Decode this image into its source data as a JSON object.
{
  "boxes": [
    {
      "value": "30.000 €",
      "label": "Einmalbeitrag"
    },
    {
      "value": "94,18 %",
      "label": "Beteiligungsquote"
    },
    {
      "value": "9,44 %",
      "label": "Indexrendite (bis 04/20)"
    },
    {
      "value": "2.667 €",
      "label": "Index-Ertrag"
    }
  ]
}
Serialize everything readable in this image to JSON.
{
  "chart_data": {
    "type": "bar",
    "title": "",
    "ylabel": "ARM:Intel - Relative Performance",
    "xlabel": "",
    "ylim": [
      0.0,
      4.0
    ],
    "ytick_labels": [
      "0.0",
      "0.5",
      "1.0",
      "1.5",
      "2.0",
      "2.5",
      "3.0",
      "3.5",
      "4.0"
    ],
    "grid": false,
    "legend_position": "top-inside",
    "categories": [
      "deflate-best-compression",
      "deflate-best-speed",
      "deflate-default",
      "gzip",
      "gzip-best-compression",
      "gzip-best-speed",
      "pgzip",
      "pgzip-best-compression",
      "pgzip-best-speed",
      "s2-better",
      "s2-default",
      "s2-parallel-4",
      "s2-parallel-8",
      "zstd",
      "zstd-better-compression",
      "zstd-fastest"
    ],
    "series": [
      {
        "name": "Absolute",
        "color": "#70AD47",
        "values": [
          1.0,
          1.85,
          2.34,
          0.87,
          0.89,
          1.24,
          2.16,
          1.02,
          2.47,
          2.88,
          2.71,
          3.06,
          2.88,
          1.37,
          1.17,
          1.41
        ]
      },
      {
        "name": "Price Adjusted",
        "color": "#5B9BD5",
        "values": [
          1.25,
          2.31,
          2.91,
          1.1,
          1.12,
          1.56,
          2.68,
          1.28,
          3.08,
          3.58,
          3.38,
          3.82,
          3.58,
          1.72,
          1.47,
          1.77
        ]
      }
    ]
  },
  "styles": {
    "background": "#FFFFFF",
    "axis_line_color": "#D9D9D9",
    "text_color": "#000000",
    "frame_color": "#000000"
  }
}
-- -- --
Stated task: Output all of the data again. Match it exactly.

Worked answer:
Decode this image into its source data as a JSON object.
{
  "boxes": [
    {
      "value": "30.000 €",
      "label": "Einmalbeitrag"
    },
    {
      "value": "94,18 %",
      "label": "Beteiligungsquote"
    },
    {
      "value": "9,44 %",
      "label": "Indexrendite (bis 04/20)"
    },
    {
      "value": "2.667 €",
      "label": "Index-Ertrag"
    }
  ]
}
Serialize everything readable in this image to JSON.
{
  "chart_data": {
    "type": "bar",
    "title": "",
    "ylabel": "ARM:Intel - Relative Performance",
    "xlabel": "",
    "ylim": [
      0.0,
      4.0
    ],
    "ytick_labels": [
      "0.0",
      "0.5",
      "1.0",
      "1.5",
      "2.0",
      "2.5",
      "3.0",
      "3.5",
      "4.0"
    ],
    "grid": false,
    "legend_position": "top-inside",
    "categories": [
      "deflate-best-compression",
      "deflate-best-speed",
      "deflate-default",
      "gzip",
      "gzip-best-compression",
      "gzip-best-speed",
      "pgzip",
      "pgzip-best-compression",
      "pgzip-best-speed",
      "s2-better",
      "s2-default",
      "s2-parallel-4",
      "s2-parallel-8",
      "zstd",
      "zstd-better-compression",
      "zstd-fastest"
    ],
    "series": [
      {
        "name": "Absolute",
        "color": "#70AD47",
        "values": [
          1.0,
          1.85,
          2.34,
          0.87,
          0.89,
          1.24,
          2.16,
          1.02,
          2.47,
          2.88,
          2.71,
          3.06,
          2.88,
          1.37,
          1.17,
          1.41
        ]
      },
      {
        "name": "Price Adjusted",
        "color": "#5B9BD5",
        "values": [
          1.25,
          2.31,
          2.91,
          1.1,
          1.12,
          1.56,
          2.68,
          1.28,
          3.08,
          3.58,
          3.38,
          3.82,
          3.58,
          1.72,
          1.47,
          1.77
        ]
      }
    ]
  },
  "styles": {
    "background": "#FFFFFF",
    "axis_line_color": "#D9D9D9",
    "text_color": "#000000",
    "frame_color": "#000000"
  }
}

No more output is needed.